***** ENTRIES SUPPLIED *****
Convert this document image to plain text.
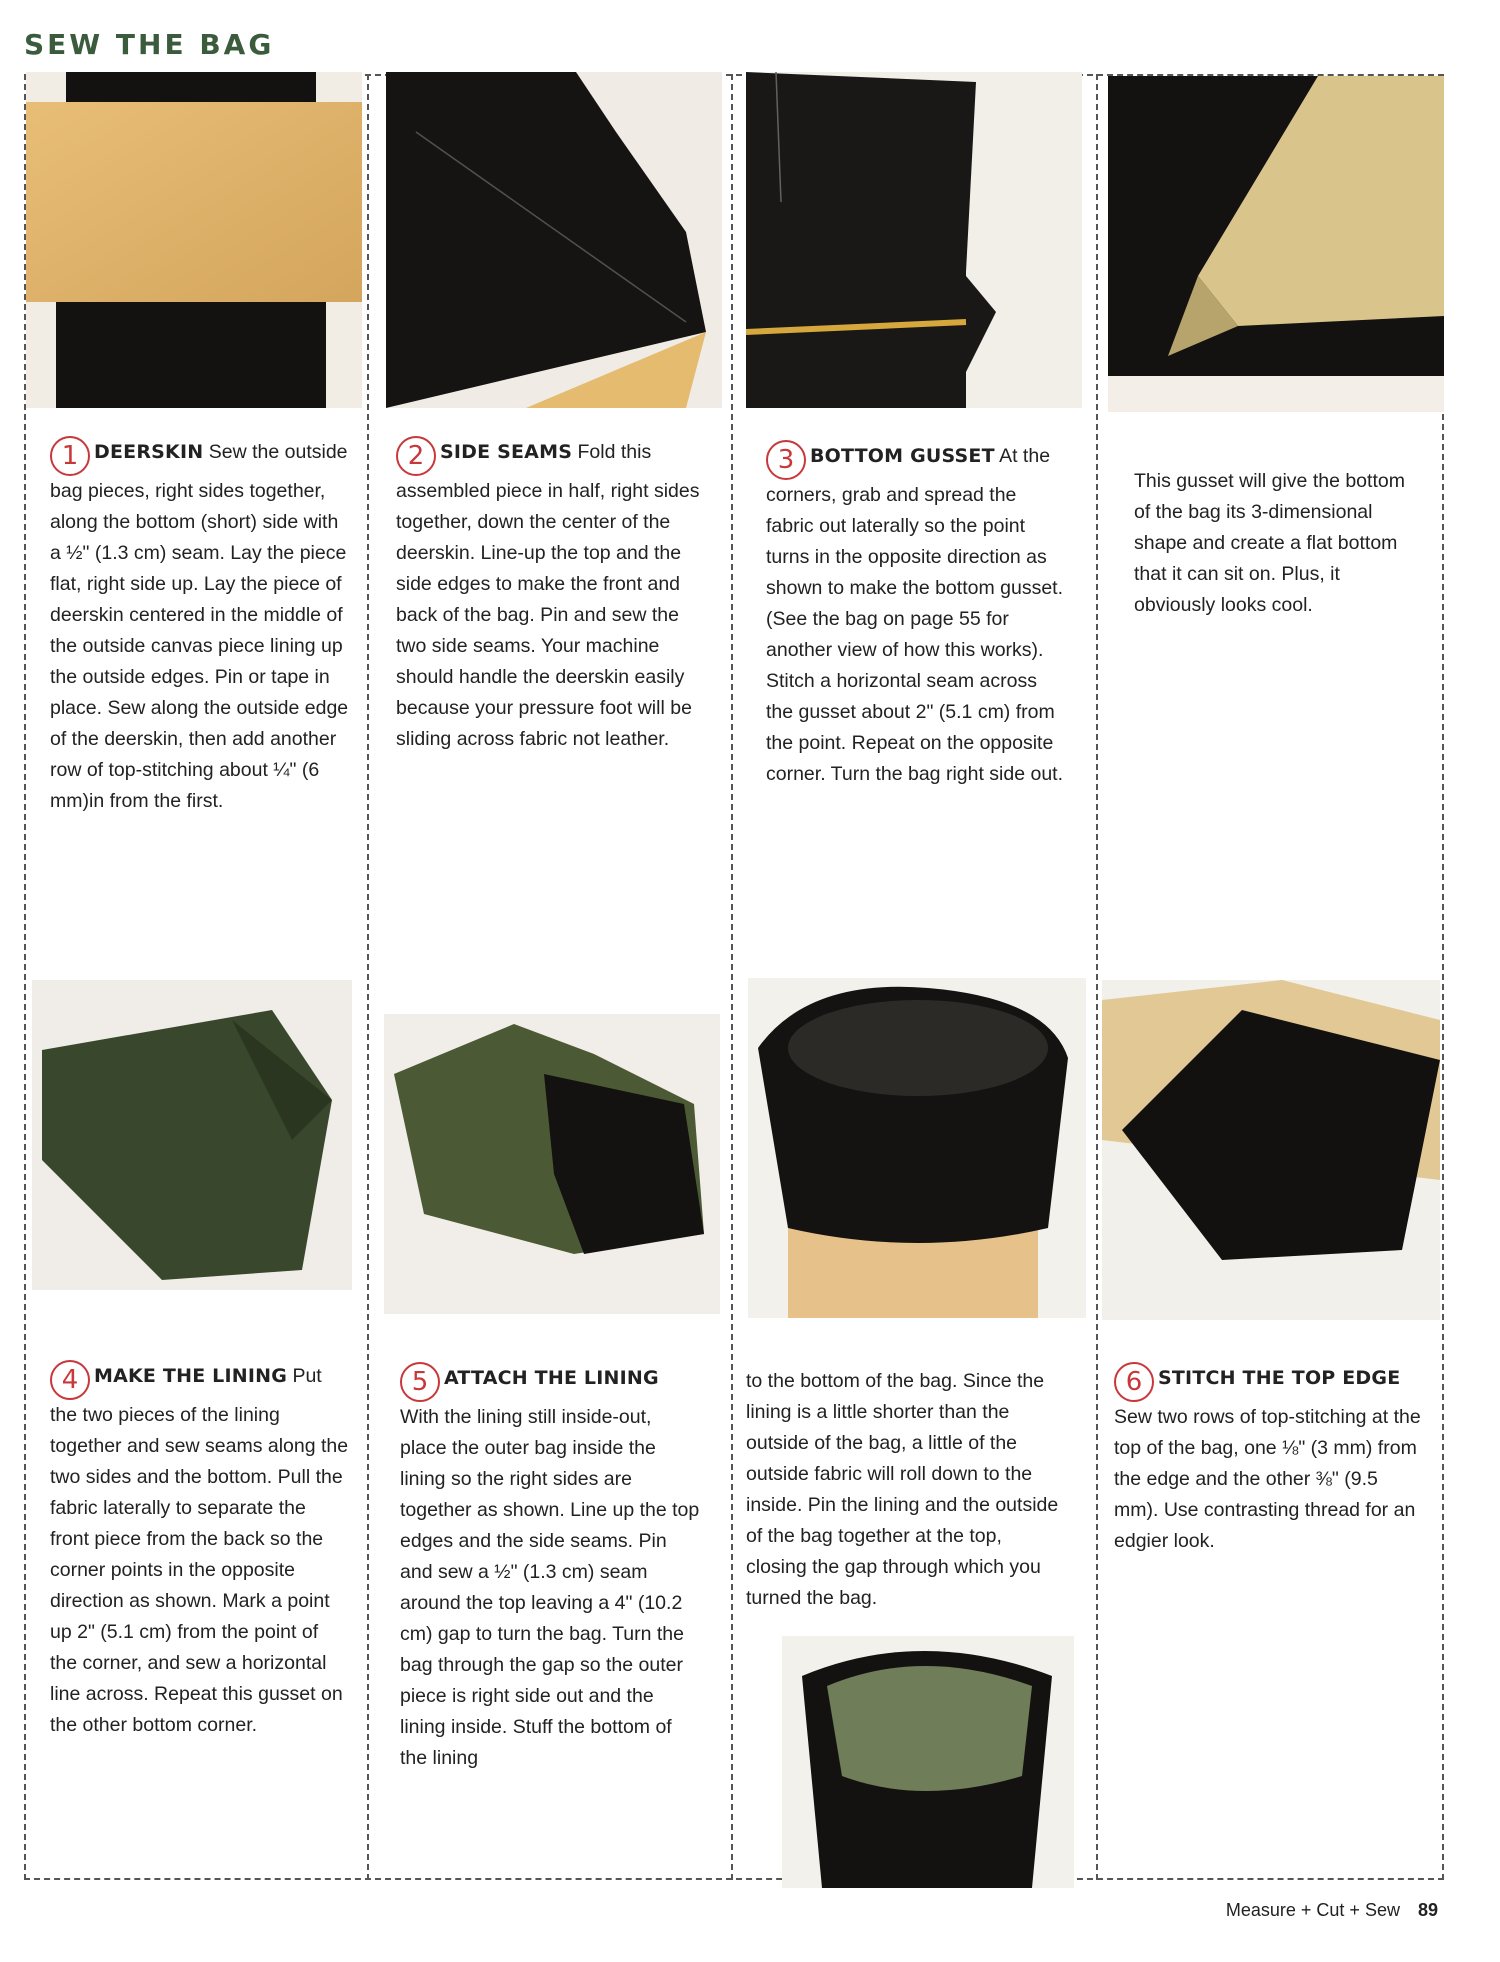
SEW THE BAG
1 DEERSKIN Sew the outside bag pieces, right sides together, along the bottom (short) side with a ½" (1.3 cm) seam. Lay the piece flat, right side up. Lay the piece of deerskin centered in the middle of the outside canvas piece lining up the outside edges. Pin or tape in place. Sew along the outside edge of the deerskin, then add another row of top-stitching about ¼" (6 mm)in from the first.
2 SIDE SEAMS Fold this assembled piece in half, right sides together, down the center of the deerskin. Line-up the top and the side edges to make the front and back of the bag. Pin and sew the two side seams. Your machine should handle the deerskin easily because your pressure foot will be sliding across fabric not leather.
3 BOTTOM GUSSET At the corners, grab and spread the fabric out laterally so the point turns in the opposite direction as shown to make the bottom gusset. (See the bag on page 55 for another view of how this works). Stitch a horizontal seam across the gusset about 2" (5.1 cm) from the point. Repeat on the opposite corner. Turn the bag right side out.
This gusset will give the bottom of the bag its 3-dimensional shape and create a flat bottom that it can sit on. Plus, it obviously looks cool.
4 MAKE THE LINING Put the two pieces of the lining together and sew seams along the two sides and the bottom. Pull the fabric laterally to separate the front piece from the back so the corner points in the opposite direction as shown. Mark a point up 2" (5.1 cm) from the point of the corner, and sew a horizontal line across. Repeat this gusset on the other bottom corner.
5 ATTACH THE LINING With the lining still inside-out, place the outer bag inside the lining so the right sides are together as shown. Line up the top edges and the side seams. Pin and sew a ½" (1.3 cm) seam around the top leaving a 4" (10.2 cm) gap to turn the bag. Turn the bag through the gap so the outer piece is right side out and the lining inside. Stuff the bottom of the lining
to the bottom of the bag. Since the lining is a little shorter than the outside of the bag, a little of the outside fabric will roll down to the inside. Pin the lining and the outside of the bag together at the top, closing the gap through which you turned the bag.
6 STITCH THE TOP EDGE Sew two rows of top-stitching at the top of the bag, one ⅛" (3 mm) from the edge and the other ⅜" (9.5 mm). Use contrasting thread for an edgier look.
Measure + Cut + Sew 89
*****
Transcribe every line from the records above without alteration, and leave out the images.

» EXPECTED ANSWER:
Convert this document image to plain text.
SEW THE BAG
1 DEERSKIN Sew the outside bag pieces, right sides together, along the bottom (short) side with a ½" (1.3 cm) seam. Lay the piece flat, right side up. Lay the piece of deerskin centered in the middle of the outside canvas piece lining up the outside edges. Pin or tape in place. Sew along the outside edge of the deerskin, then add another row of top-stitching about ¼" (6 mm)in from the first.
2 SIDE SEAMS Fold this assembled piece in half, right sides together, down the center of the deerskin. Line-up the top and the side edges to make the front and back of the bag. Pin and sew the two side seams. Your machine should handle the deerskin easily because your pressure foot will be sliding across fabric not leather.
3 BOTTOM GUSSET At the corners, grab and spread the fabric out laterally so the point turns in the opposite direction as shown to make the bottom gusset. (See the bag on page 55 for another view of how this works). Stitch a horizontal seam across the gusset about 2" (5.1 cm) from the point. Repeat on the opposite corner. Turn the bag right side out.
This gusset will give the bottom of the bag its 3-dimensional shape and create a flat bottom that it can sit on. Plus, it obviously looks cool.
4 MAKE THE LINING Put the two pieces of the lining together and sew seams along the two sides and the bottom. Pull the fabric laterally to separate the front piece from the back so the corner points in the opposite direction as shown. Mark a point up 2" (5.1 cm) from the point of the corner, and sew a horizontal line across. Repeat this gusset on the other bottom corner.
5 ATTACH THE LINING With the lining still inside-out, place the outer bag inside the lining so the right sides are together as shown. Line up the top edges and the side seams. Pin and sew a ½" (1.3 cm) seam around the top leaving a 4" (10.2 cm) gap to turn the bag. Turn the bag through the gap so the outer piece is right side out and the lining inside. Stuff the bottom of the lining
to the bottom of the bag. Since the lining is a little shorter than the outside of the bag, a little of the outside fabric will roll down to the inside. Pin the lining and the outside of the bag together at the top, closing the gap through which you turned the bag.
6 STITCH THE TOP EDGE Sew two rows of top-stitching at the top of the bag, one ⅛" (3 mm) from the edge and the other ⅜" (9.5 mm). Use contrasting thread for an edgier look.
Measure + Cut + Sew 89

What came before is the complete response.